--- START OF Data to use ---

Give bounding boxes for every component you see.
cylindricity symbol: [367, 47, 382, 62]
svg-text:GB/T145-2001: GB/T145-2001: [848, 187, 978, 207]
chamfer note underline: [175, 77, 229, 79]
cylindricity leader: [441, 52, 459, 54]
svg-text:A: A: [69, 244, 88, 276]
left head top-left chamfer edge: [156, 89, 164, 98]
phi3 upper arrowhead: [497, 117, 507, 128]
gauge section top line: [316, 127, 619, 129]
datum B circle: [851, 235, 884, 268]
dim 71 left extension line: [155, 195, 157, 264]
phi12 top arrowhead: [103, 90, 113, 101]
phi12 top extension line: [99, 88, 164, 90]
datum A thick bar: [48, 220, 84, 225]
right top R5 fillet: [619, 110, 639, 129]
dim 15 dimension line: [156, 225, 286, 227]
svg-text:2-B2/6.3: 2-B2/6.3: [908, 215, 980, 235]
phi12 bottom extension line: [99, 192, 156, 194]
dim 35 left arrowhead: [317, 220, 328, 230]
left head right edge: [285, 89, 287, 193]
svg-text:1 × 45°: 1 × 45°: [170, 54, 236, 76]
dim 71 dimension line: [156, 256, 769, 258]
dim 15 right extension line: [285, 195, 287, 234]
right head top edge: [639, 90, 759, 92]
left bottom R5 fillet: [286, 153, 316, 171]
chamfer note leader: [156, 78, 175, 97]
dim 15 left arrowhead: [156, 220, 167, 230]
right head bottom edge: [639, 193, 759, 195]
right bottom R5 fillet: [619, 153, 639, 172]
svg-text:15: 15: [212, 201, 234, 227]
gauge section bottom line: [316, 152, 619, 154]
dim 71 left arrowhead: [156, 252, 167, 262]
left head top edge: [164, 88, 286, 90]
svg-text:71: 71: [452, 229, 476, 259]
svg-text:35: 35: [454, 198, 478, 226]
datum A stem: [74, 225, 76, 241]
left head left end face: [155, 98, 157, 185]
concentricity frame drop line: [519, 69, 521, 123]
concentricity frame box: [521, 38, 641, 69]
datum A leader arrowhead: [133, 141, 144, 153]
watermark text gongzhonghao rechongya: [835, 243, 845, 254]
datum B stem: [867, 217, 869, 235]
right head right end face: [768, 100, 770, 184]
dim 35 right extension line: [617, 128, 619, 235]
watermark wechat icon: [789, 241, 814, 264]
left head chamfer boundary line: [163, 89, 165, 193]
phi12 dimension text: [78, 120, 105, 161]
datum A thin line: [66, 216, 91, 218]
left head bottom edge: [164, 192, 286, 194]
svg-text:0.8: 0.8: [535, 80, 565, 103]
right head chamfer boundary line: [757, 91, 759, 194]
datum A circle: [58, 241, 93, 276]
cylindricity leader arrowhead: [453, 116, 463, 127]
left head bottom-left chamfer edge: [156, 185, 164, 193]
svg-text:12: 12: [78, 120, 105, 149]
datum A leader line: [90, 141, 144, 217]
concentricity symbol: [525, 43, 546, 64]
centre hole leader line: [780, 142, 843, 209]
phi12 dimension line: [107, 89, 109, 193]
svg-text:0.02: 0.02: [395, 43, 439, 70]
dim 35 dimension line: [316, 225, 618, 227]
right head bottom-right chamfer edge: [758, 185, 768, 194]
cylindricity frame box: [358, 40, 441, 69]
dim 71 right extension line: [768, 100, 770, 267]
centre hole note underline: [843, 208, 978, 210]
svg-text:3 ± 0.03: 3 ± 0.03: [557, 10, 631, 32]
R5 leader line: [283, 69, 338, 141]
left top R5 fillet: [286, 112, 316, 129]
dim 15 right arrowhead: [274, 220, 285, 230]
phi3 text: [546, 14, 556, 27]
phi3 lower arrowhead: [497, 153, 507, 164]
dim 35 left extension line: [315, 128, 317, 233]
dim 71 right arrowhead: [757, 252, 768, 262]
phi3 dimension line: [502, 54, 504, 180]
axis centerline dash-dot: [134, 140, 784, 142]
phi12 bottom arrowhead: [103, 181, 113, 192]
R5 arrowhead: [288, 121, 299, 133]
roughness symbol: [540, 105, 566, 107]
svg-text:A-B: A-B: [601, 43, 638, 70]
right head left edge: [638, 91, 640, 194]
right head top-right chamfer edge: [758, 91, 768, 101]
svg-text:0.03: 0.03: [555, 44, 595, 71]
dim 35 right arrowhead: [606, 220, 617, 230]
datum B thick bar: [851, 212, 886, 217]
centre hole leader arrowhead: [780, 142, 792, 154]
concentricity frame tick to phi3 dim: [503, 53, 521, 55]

--- END OF Data to use ---

Copy out the lines above, from the first one through the line holding "dim 15 right extension", inclusive.

## Output of the exercise
Give bounding boxes for every component you see.
cylindricity symbol: [367, 47, 382, 62]
svg-text:GB/T145-2001: GB/T145-2001: [848, 187, 978, 207]
chamfer note underline: [175, 77, 229, 79]
cylindricity leader: [441, 52, 459, 54]
svg-text:A: A: [69, 244, 88, 276]
left head top-left chamfer edge: [156, 89, 164, 98]
phi3 upper arrowhead: [497, 117, 507, 128]
gauge section top line: [316, 127, 619, 129]
datum B circle: [851, 235, 884, 268]
dim 71 left extension line: [155, 195, 157, 264]
phi12 top arrowhead: [103, 90, 113, 101]
phi12 top extension line: [99, 88, 164, 90]
datum A thick bar: [48, 220, 84, 225]
right top R5 fillet: [619, 110, 639, 129]
dim 15 dimension line: [156, 225, 286, 227]
svg-text:2-B2/6.3: 2-B2/6.3: [908, 215, 980, 235]
phi12 bottom extension line: [99, 192, 156, 194]
dim 35 left arrowhead: [317, 220, 328, 230]
left head right edge: [285, 89, 287, 193]
svg-text:1 × 45°: 1 × 45°: [170, 54, 236, 76]
dim 71 dimension line: [156, 256, 769, 258]
dim 15 right extension line: [285, 195, 287, 234]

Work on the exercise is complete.